_Material supplied_:

◇ ◇ ◇ ◇ ◇

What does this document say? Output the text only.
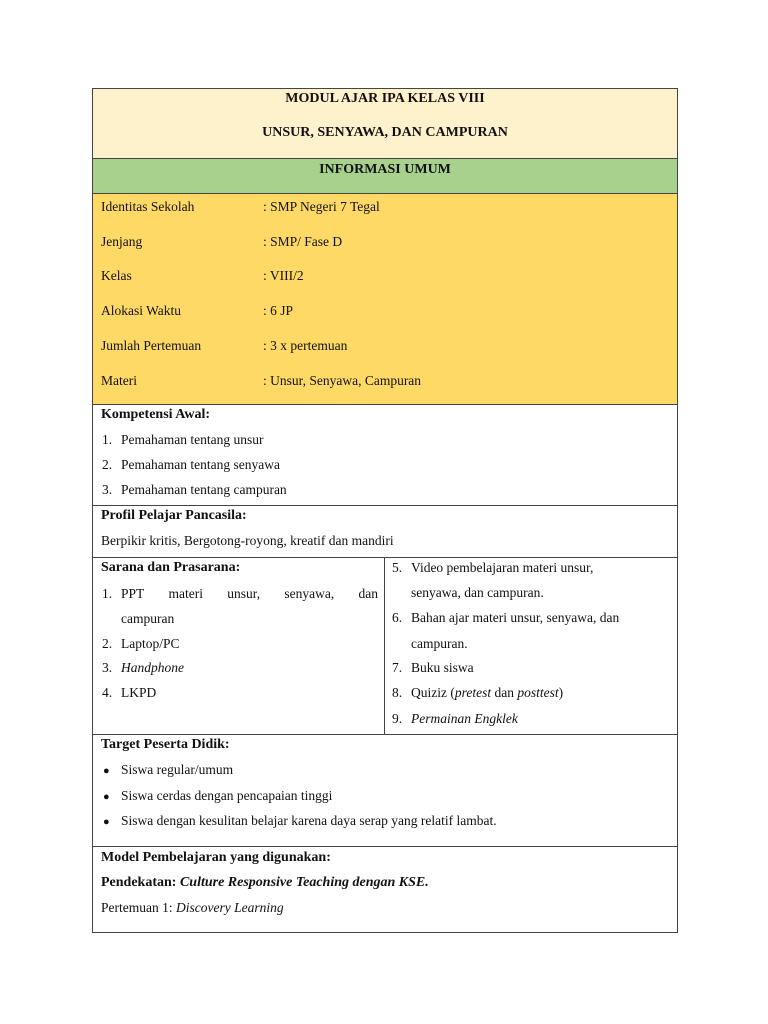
MODUL AJAR IPA KELAS VIII
UNSUR, SENYAWA, DAN CAMPURAN
INFORMASI UMUM
Identitas Sekolah	: SMP Negeri 7 Tegal
Jenjang	: SMP/ Fase D
Kelas	: VIII/2
Alokasi Waktu	: 6 JP
Jumlah Pertemuan	: 3 x pertemuan
Materi	: Unsur, Senyawa, Campuran
Kompetensi Awal:
1. Pemahaman tentang unsur
2. Pemahaman tentang senyawa
3. Pemahaman tentang campuran
Profil Pelajar Pancasila:
Berpikir kritis, Bergotong-royong, kreatif dan mandiri
Sarana dan Prasarana:
1. PPT materi unsur, senyawa, dan
campuran
2. Laptop/PC
3. Handphone
4. LKPD
5. Video pembelajaran materi unsur,
senyawa, dan campuran.
6. Bahan ajar materi unsur, senyawa, dan
campuran.
7. Buku siswa
8. Quiziz (pretest dan posttest)
9. Permainan Engklek
Target Peserta Didik:
● Siswa regular/umum
● Siswa cerdas dengan pencapaian tinggi
● Siswa dengan kesulitan belajar karena daya serap yang relatif lambat.
Model Pembelajaran yang digunakan:
Pendekatan: Culture Responsive Teaching dengan KSE.
Pertemuan 1: Discovery Learning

◇ ◇ ◇ ◇ ◇

_Written problem_: Copy all the lines above that hold the string "yang".

_Response for this exercise_:
● Siswa dengan kesulitan belajar karena daya serap yang relatif lambat.
Model Pembelajaran yang digunakan:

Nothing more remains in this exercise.